===== TEXTO EXTRAÍDO =====

Eu me sinto como se estivesse numa cidade-fantasma. As janelas estão fechadas. Os aparelhos de ar-condicionado funcionam com potência máxima. O Índice de Qualidade do Ar (AQI – Air Quality Index) é verificado e re-verificado. Nós estamos em cerca de 300 de AQI. As cidades mais poluídas do mundo têm a metade deste índice. Dubai (168). Delhi (164). Qualquer coisa acima de 300 é classificado como perigoso.
Quando será que as centenas de incêndios florestais que estão queimando ao norte de nós, no Canadá, serão extintos? – incêndios que já consumiram 4,4 milhões de hectares e expulsaram 120.000 pessoas dos seus lares. O que isso pressagia? Esta época de incêndios florestais selvagens está apenas começando. Quando é que o ar ficará limpo? Em alguns dias? Em algumas semanas?

===== DADOS APRESENTADOS =====

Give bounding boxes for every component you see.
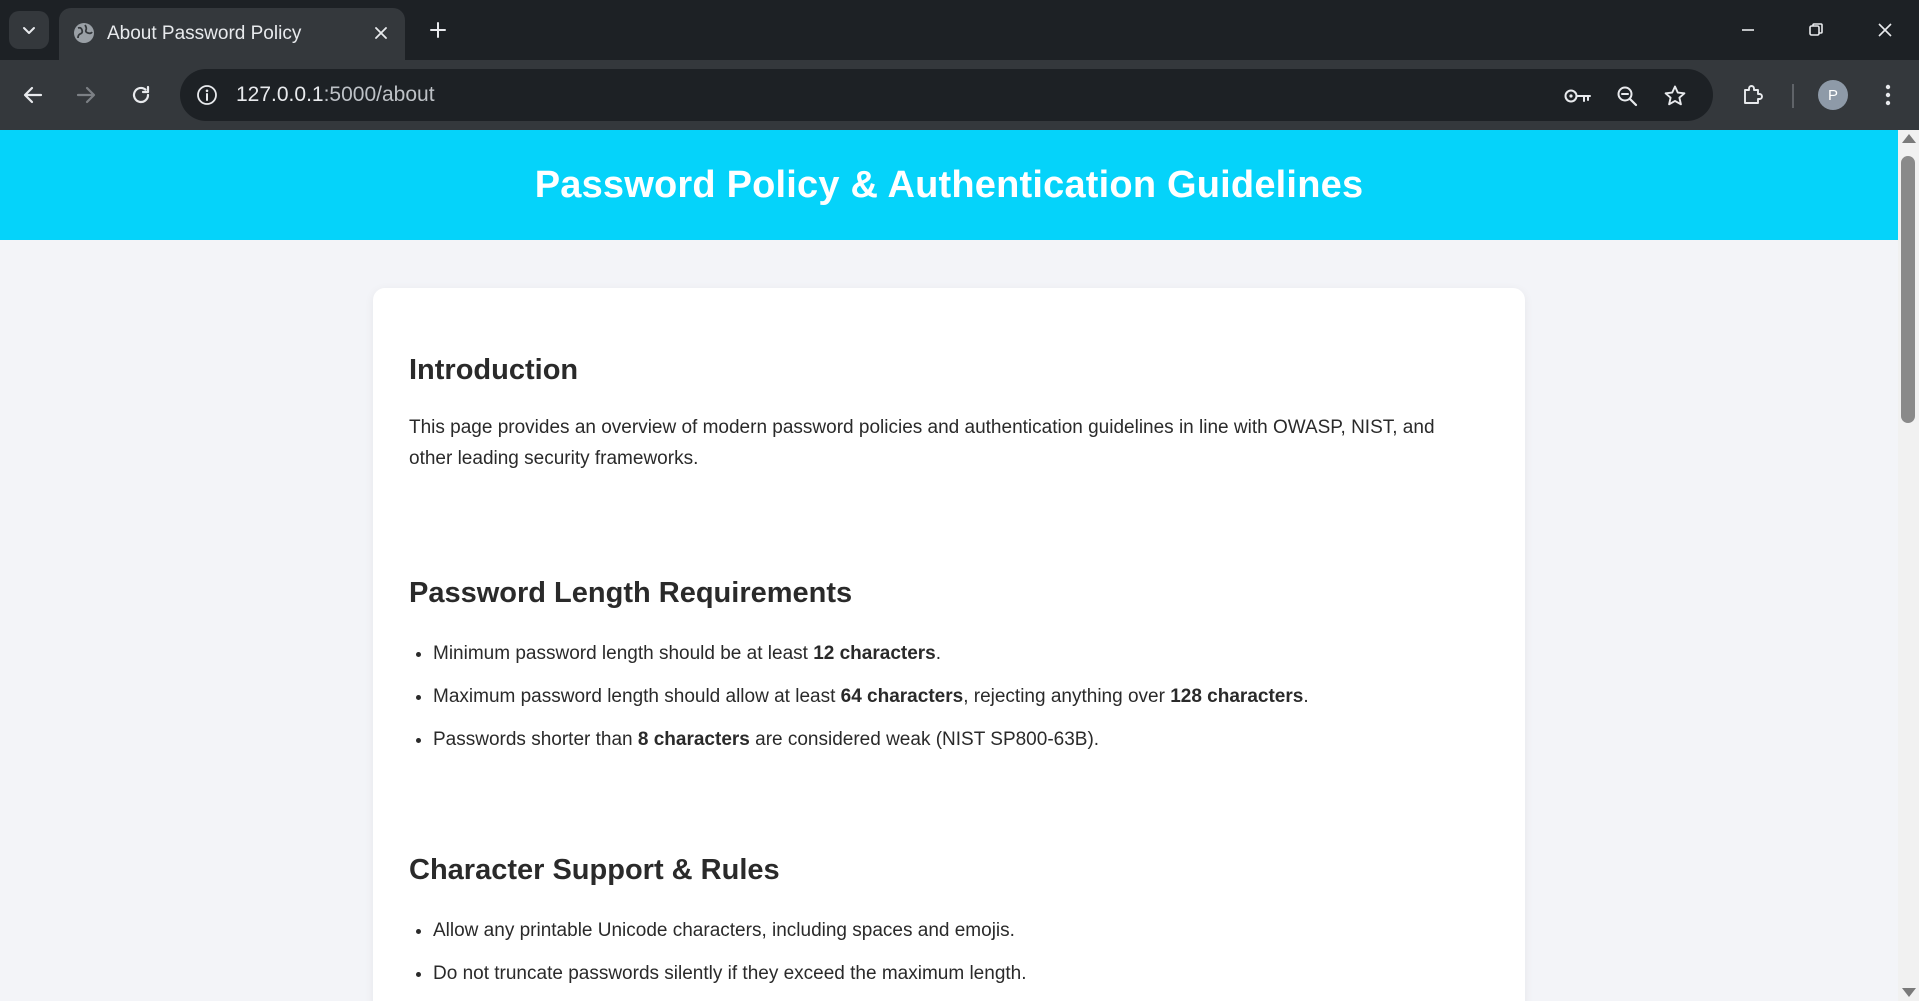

=====

● **EXERCÍCIO PROPOSTO 1**
Com base no texto sobre a fumaça dos incêndios florestais, responda:
(a) Em torno de qual valor de AQI está a cidade do narrador?
(b) A partir de qual valor o índice é classificado como perigoso?
(c) Quantas pessoas os incêndios no Canadá expulsaram de seus lares?
● **EXERCÍCIO PROPOSTO 2**
Dê continuidade ao texto sobre a fumaça dos incêndios florestais, começando após a última frase apresentada.
Os dados não são necessários para resolver as atividades.

● **RESPOSTA 1**
(a) Cerca de 300.
(b) Qualquer valor acima de 300.
(c) 120.000 pessoas.

● **RESPOSTA 2**
O que se pode dizer a um paciente terminal que busca alívio? Sim, este período de sofrimento pode passar, mas não acabou ainda. Isto ficará pior. Haverá mais altos e baixos, e depois na maior parte baixos, e depois a morte. Porém, ninguém quer olhar para tão longe. Nós vivemos de momento a momento, de ilusão a ilusão. E quando os céus se limparem, nós faremos de conta que a normalidade retornará. Só que não será assim. A ciência climática é inequívoca. Ela tem sido assim há décadas. As projeções e gráficos, o aquecimento dos oceanos e da atmosfera, o descongelamento das camadas de gelo polar e das geleiras, a elevação do nível dos mares, as secas e incêndios selvagens e furacões-monstros já estão vencendo a nossa espécie, e a maioria das outras espécies, com uma fúria terrível e crescente, por causa da arrogância e da loucura da raça humana.
Quanto pior ficam as coisas, mais nós recuamos para a fantasia. A lei resolverá isso. O mercado resolverá isso. A tecnologia resolverá isso. Nós nos adaptaremos. E, para aqueles que encontram consolo na negação de um sistema de crenças baseadas na realidade, a crise climática não existe. A Terra sempre foi assim. E, além disso, Jesus nos salvará. Aqueles que advertem para a iminente extinção de massa são descartados como histéricos, Cassandras, pessimistas. Isso não pode ser tão catastrófico assim.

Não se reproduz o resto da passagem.